§ DATA SHOWN:
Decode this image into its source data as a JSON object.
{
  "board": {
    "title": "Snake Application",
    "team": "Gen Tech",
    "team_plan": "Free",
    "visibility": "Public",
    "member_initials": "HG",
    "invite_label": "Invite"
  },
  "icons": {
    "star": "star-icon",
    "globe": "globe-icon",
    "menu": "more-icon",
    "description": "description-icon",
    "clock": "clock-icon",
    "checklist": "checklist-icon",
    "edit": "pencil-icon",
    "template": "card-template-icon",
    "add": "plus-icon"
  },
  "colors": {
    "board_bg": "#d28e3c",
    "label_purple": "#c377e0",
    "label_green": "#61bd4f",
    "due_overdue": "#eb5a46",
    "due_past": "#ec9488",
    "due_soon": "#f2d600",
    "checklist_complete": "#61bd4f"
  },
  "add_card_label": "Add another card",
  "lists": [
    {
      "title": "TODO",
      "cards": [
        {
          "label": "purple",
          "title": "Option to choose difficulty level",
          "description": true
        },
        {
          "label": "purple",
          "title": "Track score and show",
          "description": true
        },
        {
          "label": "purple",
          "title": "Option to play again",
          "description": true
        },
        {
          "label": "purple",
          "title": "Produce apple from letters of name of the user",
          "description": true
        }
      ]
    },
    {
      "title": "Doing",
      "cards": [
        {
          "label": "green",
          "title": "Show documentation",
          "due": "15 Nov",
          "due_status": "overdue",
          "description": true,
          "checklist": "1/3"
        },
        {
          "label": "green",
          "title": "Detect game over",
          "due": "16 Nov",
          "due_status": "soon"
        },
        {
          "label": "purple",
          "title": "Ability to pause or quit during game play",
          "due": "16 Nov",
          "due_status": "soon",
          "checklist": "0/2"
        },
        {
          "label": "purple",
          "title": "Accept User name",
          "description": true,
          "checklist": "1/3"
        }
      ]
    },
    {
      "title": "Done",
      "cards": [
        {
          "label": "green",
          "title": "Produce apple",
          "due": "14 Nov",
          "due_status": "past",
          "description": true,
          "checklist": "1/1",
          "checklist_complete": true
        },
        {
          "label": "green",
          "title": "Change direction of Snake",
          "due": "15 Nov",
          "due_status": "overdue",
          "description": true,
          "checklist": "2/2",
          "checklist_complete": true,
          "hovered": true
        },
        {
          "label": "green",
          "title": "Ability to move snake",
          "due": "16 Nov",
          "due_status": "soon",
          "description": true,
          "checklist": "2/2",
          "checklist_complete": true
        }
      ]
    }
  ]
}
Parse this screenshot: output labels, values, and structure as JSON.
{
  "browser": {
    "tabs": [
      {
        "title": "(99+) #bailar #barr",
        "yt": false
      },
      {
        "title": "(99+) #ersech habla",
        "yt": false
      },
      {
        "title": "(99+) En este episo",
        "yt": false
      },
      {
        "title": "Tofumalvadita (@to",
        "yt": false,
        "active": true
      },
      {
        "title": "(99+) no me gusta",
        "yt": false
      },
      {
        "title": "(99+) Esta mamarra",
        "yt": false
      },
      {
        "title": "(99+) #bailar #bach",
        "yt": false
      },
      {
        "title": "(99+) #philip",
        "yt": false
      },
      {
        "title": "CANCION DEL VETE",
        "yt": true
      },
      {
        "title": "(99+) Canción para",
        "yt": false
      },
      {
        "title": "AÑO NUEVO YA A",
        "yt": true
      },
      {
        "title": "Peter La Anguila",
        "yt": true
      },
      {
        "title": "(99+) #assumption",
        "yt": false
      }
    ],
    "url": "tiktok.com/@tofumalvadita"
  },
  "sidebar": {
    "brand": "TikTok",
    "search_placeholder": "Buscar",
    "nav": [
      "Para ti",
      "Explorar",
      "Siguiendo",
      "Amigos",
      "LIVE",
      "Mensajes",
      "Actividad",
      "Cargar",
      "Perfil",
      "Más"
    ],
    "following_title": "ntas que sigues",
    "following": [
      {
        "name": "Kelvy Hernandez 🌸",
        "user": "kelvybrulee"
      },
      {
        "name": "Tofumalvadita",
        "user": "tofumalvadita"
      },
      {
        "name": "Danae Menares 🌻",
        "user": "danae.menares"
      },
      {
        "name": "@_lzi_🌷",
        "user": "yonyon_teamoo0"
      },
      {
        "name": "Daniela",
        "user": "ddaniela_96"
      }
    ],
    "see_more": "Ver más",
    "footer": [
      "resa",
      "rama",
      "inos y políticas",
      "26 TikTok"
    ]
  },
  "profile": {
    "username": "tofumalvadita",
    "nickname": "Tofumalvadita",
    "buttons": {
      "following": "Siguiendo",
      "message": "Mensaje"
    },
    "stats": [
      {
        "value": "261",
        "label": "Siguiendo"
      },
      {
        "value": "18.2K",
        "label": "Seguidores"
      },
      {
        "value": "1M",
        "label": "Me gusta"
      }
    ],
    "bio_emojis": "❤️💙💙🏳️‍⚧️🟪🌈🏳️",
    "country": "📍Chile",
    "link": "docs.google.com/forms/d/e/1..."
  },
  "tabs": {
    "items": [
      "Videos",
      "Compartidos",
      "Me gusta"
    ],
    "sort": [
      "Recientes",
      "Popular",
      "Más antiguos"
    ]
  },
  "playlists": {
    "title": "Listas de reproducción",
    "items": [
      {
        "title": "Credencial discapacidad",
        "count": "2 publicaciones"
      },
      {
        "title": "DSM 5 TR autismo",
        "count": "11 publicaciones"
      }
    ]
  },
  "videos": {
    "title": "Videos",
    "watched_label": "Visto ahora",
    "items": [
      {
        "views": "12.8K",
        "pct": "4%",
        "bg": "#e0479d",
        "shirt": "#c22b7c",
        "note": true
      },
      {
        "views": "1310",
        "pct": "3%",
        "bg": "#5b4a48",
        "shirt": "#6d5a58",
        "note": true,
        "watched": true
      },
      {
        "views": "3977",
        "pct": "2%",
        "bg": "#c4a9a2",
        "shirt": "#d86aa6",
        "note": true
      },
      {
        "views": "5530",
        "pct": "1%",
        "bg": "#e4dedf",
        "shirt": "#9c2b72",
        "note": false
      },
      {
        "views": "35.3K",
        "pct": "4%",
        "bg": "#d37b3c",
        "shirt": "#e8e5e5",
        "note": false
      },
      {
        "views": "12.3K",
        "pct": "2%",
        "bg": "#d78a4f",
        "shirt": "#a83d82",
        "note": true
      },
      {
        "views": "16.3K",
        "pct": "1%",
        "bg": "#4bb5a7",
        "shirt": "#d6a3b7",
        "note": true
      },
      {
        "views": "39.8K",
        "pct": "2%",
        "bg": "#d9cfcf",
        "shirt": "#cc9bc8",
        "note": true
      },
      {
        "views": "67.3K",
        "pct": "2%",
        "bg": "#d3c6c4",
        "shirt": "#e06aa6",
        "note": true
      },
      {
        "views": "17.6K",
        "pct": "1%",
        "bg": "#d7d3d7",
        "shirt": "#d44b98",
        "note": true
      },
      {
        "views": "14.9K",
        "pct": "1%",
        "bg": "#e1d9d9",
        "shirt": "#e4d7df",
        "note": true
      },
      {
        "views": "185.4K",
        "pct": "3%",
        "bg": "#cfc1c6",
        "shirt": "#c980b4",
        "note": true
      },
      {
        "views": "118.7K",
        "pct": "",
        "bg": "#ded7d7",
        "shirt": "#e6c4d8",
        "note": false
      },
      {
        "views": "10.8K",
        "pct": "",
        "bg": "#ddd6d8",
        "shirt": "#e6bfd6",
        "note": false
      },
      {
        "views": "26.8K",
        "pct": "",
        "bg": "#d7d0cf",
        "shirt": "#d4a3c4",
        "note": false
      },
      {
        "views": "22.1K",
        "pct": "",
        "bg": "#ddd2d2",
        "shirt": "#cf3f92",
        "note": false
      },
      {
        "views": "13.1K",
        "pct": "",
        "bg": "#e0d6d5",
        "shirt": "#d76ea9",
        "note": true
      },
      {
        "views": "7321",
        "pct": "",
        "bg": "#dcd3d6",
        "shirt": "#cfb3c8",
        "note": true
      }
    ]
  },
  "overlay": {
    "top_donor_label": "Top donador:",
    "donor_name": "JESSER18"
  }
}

§ GIVEN REQUEST: From the listing above, collect each line in which the string "JSON" appears.

§ ANSWER FOR THE TASK:
Decode this image into its source data as a JSON object.
Parse this screenshot: output labels, values, and structure as JSON.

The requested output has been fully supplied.